TASK DESCRIPTION. Transcribe the records below exactly, leaving out any pictures.

DATASET ENTRIES.
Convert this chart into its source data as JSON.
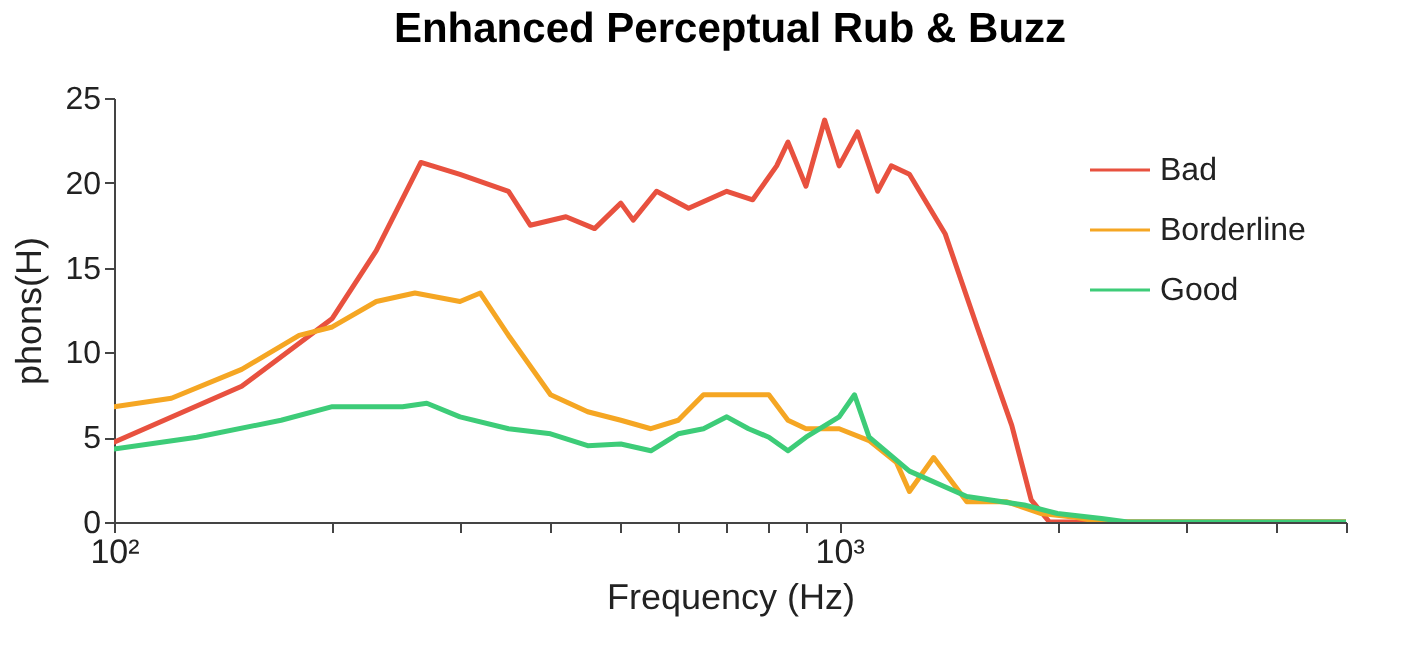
{
  "chart_data": {
    "type": "line",
    "title": "Enhanced Perceptual Rub & Buzz",
    "xlabel": "Frequency (Hz)",
    "ylabel": "phons(H)",
    "log": "x",
    "xlim": [
      100,
      5000
    ],
    "xticks": [
      {
        "value": 100,
        "label": "10²"
      },
      {
        "value": 200,
        "label": null
      },
      {
        "value": 300,
        "label": null
      },
      {
        "value": 400,
        "label": null
      },
      {
        "value": 500,
        "label": null
      },
      {
        "value": 600,
        "label": null
      },
      {
        "value": 700,
        "label": null
      },
      {
        "value": 800,
        "label": null
      },
      {
        "value": 900,
        "label": null
      },
      {
        "value": 1000,
        "label": "10³"
      },
      {
        "value": 2000,
        "label": null
      },
      {
        "value": 3000,
        "label": null
      },
      {
        "value": 4000,
        "label": null
      },
      {
        "value": 5000,
        "label": null
      }
    ],
    "ylim": [
      0,
      25
    ],
    "yticks": [
      0,
      5,
      10,
      15,
      20,
      25
    ],
    "grid": false,
    "legend": "top right",
    "marker": "none",
    "line_style": "solid",
    "series": [
      {
        "name": "Bad",
        "color": "#e8513f",
        "x": [
          100,
          150,
          200,
          230,
          265,
          300,
          350,
          375,
          420,
          460,
          500,
          520,
          560,
          620,
          700,
          760,
          820,
          850,
          900,
          955,
          1000,
          1060,
          1130,
          1180,
          1250,
          1400,
          1550,
          1730,
          1840,
          1950,
          2200,
          5000
        ],
        "values": [
          4.7,
          8,
          12,
          16,
          21.2,
          20.5,
          19.5,
          17.5,
          18,
          17.3,
          18.8,
          17.8,
          19.5,
          18.5,
          19.5,
          19,
          21,
          22.4,
          19.8,
          23.7,
          21,
          23,
          19.5,
          21,
          20.5,
          17,
          11.5,
          5.7,
          1.3,
          0,
          0,
          0
        ]
      },
      {
        "name": "Borderline",
        "color": "#f5a623",
        "x": [
          100,
          120,
          150,
          180,
          200,
          230,
          260,
          300,
          320,
          350,
          400,
          450,
          500,
          550,
          600,
          650,
          700,
          800,
          850,
          900,
          1000,
          1100,
          1200,
          1250,
          1350,
          1500,
          1700,
          1900,
          2100,
          2300,
          5000
        ],
        "values": [
          6.8,
          7.3,
          9,
          11,
          11.5,
          13,
          13.5,
          13,
          13.5,
          11,
          7.5,
          6.5,
          6,
          5.5,
          6,
          7.5,
          7.5,
          7.5,
          6,
          5.5,
          5.5,
          4.8,
          3.5,
          1.8,
          3.8,
          1.2,
          1.2,
          0.5,
          0.3,
          0,
          0
        ]
      },
      {
        "name": "Good",
        "color": "#3dcc78",
        "x": [
          100,
          130,
          170,
          200,
          250,
          270,
          300,
          350,
          400,
          450,
          500,
          550,
          600,
          650,
          700,
          750,
          800,
          850,
          900,
          1000,
          1050,
          1100,
          1250,
          1500,
          1800,
          2000,
          2300,
          2500,
          5000
        ],
        "values": [
          4.3,
          5,
          6,
          6.8,
          6.8,
          7,
          6.2,
          5.5,
          5.2,
          4.5,
          4.6,
          4.2,
          5.2,
          5.5,
          6.2,
          5.5,
          5,
          4.2,
          5,
          6.2,
          7.5,
          5,
          3,
          1.5,
          1,
          0.5,
          0.2,
          0,
          0
        ]
      }
    ]
  }
}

TASK RESPONSE.
Convert this chart into its source data as JSON.
{
  "chart_data": {
    "type": "line",
    "title": "Enhanced Perceptual Rub & Buzz",
    "xlabel": "Frequency (Hz)",
    "ylabel": "phons(H)",
    "log": "x",
    "xlim": [
      100,
      5000
    ],
    "xticks": [
      {
        "value": 100,
        "label": "10²"
      },
      {
        "value": 200,
        "label": null
      },
      {
        "value": 300,
        "label": null
      },
      {
        "value": 400,
        "label": null
      },
      {
        "value": 500,
        "label": null
      },
      {
        "value": 600,
        "label": null
      },
      {
        "value": 700,
        "label": null
      },
      {
        "value": 800,
        "label": null
      },
      {
        "value": 900,
        "label": null
      },
      {
        "value": 1000,
        "label": "10³"
      },
      {
        "value": 2000,
        "label": null
      },
      {
        "value": 3000,
        "label": null
      },
      {
        "value": 4000,
        "label": null
      },
      {
        "value": 5000,
        "label": null
      }
    ],
    "ylim": [
      0,
      25
    ],
    "yticks": [
      0,
      5,
      10,
      15,
      20,
      25
    ],
    "grid": false,
    "legend": "top right",
    "marker": "none",
    "line_style": "solid",
    "series": [
      {
        "name": "Bad",
        "color": "#e8513f",
        "x": [
          100,
          150,
          200,
          230,
          265,
          300,
          350,
          375,
          420,
          460,
          500,
          520,
          560,
          620,
          700,
          760,
          820,
          850,
          900,
          955,
          1000,
          1060,
          1130,
          1180,
          1250,
          1400,
          1550,
          1730,
          1840,
          1950,
          2200,
          5000
        ],
        "values": [
          4.7,
          8,
          12,
          16,
          21.2,
          20.5,
          19.5,
          17.5,
          18,
          17.3,
          18.8,
          17.8,
          19.5,
          18.5,
          19.5,
          19,
          21,
          22.4,
          19.8,
          23.7,
          21,
          23,
          19.5,
          21,
          20.5,
          17,
          11.5,
          5.7,
          1.3,
          0,
          0,
          0
        ]
      },
      {
        "name": "Borderline",
        "color": "#f5a623",
        "x": [
          100,
          120,
          150,
          180,
          200,
          230,
          260,
          300,
          320,
          350,
          400,
          450,
          500,
          550,
          600,
          650,
          700,
          800,
          850,
          900,
          1000,
          1100,
          1200,
          1250,
          1350,
          1500,
          1700,
          1900,
          2100,
          2300,
          5000
        ],
        "values": [
          6.8,
          7.3,
          9,
          11,
          11.5,
          13,
          13.5,
          13,
          13.5,
          11,
          7.5,
          6.5,
          6,
          5.5,
          6,
          7.5,
          7.5,
          7.5,
          6,
          5.5,
          5.5,
          4.8,
          3.5,
          1.8,
          3.8,
          1.2,
          1.2,
          0.5,
          0.3,
          0,
          0
        ]
      },
      {
        "name": "Good",
        "color": "#3dcc78",
        "x": [
          100,
          130,
          170,
          200,
          250,
          270,
          300,
          350,
          400,
          450,
          500,
          550,
          600,
          650,
          700,
          750,
          800,
          850,
          900,
          1000,
          1050,
          1100,
          1250,
          1500,
          1800,
          2000,
          2300,
          2500,
          5000
        ],
        "values": [
          4.3,
          5,
          6,
          6.8,
          6.8,
          7,
          6.2,
          5.5,
          5.2,
          4.5,
          4.6,
          4.2,
          5.2,
          5.5,
          6.2,
          5.5,
          5,
          4.2,
          5,
          6.2,
          7.5,
          5,
          3,
          1.5,
          1,
          0.5,
          0.2,
          0,
          0
        ]
      }
    ]
  }
}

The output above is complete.